■ Given exercise
Write each record again exactly as it stands.

..............................

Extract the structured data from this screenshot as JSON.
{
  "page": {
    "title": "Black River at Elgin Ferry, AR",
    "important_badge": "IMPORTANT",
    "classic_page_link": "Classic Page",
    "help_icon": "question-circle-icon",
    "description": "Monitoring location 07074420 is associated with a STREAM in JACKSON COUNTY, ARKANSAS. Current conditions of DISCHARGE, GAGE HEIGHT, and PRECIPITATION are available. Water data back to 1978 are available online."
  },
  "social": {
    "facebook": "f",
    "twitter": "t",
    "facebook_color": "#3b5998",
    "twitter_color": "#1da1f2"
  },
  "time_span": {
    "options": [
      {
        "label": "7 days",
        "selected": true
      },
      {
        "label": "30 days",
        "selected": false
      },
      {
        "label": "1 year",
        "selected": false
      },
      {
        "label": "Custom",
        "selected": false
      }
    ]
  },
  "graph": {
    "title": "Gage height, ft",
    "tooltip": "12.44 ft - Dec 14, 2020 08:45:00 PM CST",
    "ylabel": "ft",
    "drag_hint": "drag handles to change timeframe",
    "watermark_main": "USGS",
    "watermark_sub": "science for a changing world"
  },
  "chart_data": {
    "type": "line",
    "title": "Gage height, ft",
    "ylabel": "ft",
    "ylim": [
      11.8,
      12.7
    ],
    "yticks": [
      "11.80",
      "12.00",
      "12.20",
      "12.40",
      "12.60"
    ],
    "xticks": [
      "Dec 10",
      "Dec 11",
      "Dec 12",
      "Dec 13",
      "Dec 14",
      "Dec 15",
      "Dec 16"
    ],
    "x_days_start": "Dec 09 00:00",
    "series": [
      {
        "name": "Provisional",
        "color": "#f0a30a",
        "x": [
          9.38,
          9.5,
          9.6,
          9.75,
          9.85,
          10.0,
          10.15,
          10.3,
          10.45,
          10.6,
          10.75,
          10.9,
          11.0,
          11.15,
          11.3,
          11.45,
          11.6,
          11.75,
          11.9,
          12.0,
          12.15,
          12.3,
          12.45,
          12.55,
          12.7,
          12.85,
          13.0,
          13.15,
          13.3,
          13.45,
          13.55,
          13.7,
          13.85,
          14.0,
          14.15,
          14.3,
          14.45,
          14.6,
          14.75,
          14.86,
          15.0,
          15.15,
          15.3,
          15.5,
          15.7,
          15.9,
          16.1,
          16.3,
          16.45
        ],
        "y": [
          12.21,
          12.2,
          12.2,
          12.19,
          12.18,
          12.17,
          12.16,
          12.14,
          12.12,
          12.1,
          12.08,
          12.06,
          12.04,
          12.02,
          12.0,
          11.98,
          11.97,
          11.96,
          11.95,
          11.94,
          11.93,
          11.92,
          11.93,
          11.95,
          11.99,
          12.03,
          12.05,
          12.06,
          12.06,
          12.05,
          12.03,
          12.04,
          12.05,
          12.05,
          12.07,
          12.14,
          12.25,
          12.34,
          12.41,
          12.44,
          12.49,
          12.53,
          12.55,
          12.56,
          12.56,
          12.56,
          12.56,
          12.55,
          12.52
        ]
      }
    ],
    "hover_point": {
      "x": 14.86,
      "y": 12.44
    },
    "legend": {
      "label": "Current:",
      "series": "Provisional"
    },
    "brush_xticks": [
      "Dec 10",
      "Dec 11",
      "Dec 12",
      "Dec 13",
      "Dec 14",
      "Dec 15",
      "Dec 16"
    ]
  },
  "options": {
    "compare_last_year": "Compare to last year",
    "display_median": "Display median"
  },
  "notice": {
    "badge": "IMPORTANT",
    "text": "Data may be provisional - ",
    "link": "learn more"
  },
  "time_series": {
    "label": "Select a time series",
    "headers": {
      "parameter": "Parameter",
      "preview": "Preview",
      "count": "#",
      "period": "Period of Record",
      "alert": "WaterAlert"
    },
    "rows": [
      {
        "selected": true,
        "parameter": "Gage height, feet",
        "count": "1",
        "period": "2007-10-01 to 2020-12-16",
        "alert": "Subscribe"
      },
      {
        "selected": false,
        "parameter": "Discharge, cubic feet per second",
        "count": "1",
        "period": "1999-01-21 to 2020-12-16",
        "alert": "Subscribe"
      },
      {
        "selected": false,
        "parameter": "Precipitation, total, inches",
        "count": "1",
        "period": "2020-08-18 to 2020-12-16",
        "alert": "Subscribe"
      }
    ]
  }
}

..............................

■ Exercise solution
Extract the structured data from this screenshot as JSON.
{
  "page": {
    "title": "Black River at Elgin Ferry, AR",
    "important_badge": "IMPORTANT",
    "classic_page_link": "Classic Page",
    "help_icon": "question-circle-icon",
    "description": "Monitoring location 07074420 is associated with a STREAM in JACKSON COUNTY, ARKANSAS. Current conditions of DISCHARGE, GAGE HEIGHT, and PRECIPITATION are available. Water data back to 1978 are available online."
  },
  "social": {
    "facebook": "f",
    "twitter": "t",
    "facebook_color": "#3b5998",
    "twitter_color": "#1da1f2"
  },
  "time_span": {
    "options": [
      {
        "label": "7 days",
        "selected": true
      },
      {
        "label": "30 days",
        "selected": false
      },
      {
        "label": "1 year",
        "selected": false
      },
      {
        "label": "Custom",
        "selected": false
      }
    ]
  },
  "graph": {
    "title": "Gage height, ft",
    "tooltip": "12.44 ft - Dec 14, 2020 08:45:00 PM CST",
    "ylabel": "ft",
    "drag_hint": "drag handles to change timeframe",
    "watermark_main": "USGS",
    "watermark_sub": "science for a changing world"
  },
  "chart_data": {
    "type": "line",
    "title": "Gage height, ft",
    "ylabel": "ft",
    "ylim": [
      11.8,
      12.7
    ],
    "yticks": [
      "11.80",
      "12.00",
      "12.20",
      "12.40",
      "12.60"
    ],
    "xticks": [
      "Dec 10",
      "Dec 11",
      "Dec 12",
      "Dec 13",
      "Dec 14",
      "Dec 15",
      "Dec 16"
    ],
    "x_days_start": "Dec 09 00:00",
    "series": [
      {
        "name": "Provisional",
        "color": "#f0a30a",
        "x": [
          9.38,
          9.5,
          9.6,
          9.75,
          9.85,
          10.0,
          10.15,
          10.3,
          10.45,
          10.6,
          10.75,
          10.9,
          11.0,
          11.15,
          11.3,
          11.45,
          11.6,
          11.75,
          11.9,
          12.0,
          12.15,
          12.3,
          12.45,
          12.55,
          12.7,
          12.85,
          13.0,
          13.15,
          13.3,
          13.45,
          13.55,
          13.7,
          13.85,
          14.0,
          14.15,
          14.3,
          14.45,
          14.6,
          14.75,
          14.86,
          15.0,
          15.15,
          15.3,
          15.5,
          15.7,
          15.9,
          16.1,
          16.3,
          16.45
        ],
        "y": [
          12.21,
          12.2,
          12.2,
          12.19,
          12.18,
          12.17,
          12.16,
          12.14,
          12.12,
          12.1,
          12.08,
          12.06,
          12.04,
          12.02,
          12.0,
          11.98,
          11.97,
          11.96,
          11.95,
          11.94,
          11.93,
          11.92,
          11.93,
          11.95,
          11.99,
          12.03,
          12.05,
          12.06,
          12.06,
          12.05,
          12.03,
          12.04,
          12.05,
          12.05,
          12.07,
          12.14,
          12.25,
          12.34,
          12.41,
          12.44,
          12.49,
          12.53,
          12.55,
          12.56,
          12.56,
          12.56,
          12.56,
          12.55,
          12.52
        ]
      }
    ],
    "hover_point": {
      "x": 14.86,
      "y": 12.44
    },
    "legend": {
      "label": "Current:",
      "series": "Provisional"
    },
    "brush_xticks": [
      "Dec 10",
      "Dec 11",
      "Dec 12",
      "Dec 13",
      "Dec 14",
      "Dec 15",
      "Dec 16"
    ]
  },
  "options": {
    "compare_last_year": "Compare to last year",
    "display_median": "Display median"
  },
  "notice": {
    "badge": "IMPORTANT",
    "text": "Data may be provisional - ",
    "link": "learn more"
  },
  "time_series": {
    "label": "Select a time series",
    "headers": {
      "parameter": "Parameter",
      "preview": "Preview",
      "count": "#",
      "period": "Period of Record",
      "alert": "WaterAlert"
    },
    "rows": [
      {
        "selected": true,
        "parameter": "Gage height, feet",
        "count": "1",
        "period": "2007-10-01 to 2020-12-16",
        "alert": "Subscribe"
      },
      {
        "selected": false,
        "parameter": "Discharge, cubic feet per second",
        "count": "1",
        "period": "1999-01-21 to 2020-12-16",
        "alert": "Subscribe"
      },
      {
        "selected": false,
        "parameter": "Precipitation, total, inches",
        "count": "1",
        "period": "2020-08-18 to 2020-12-16",
        "alert": "Subscribe"
      }
    ]
  }
}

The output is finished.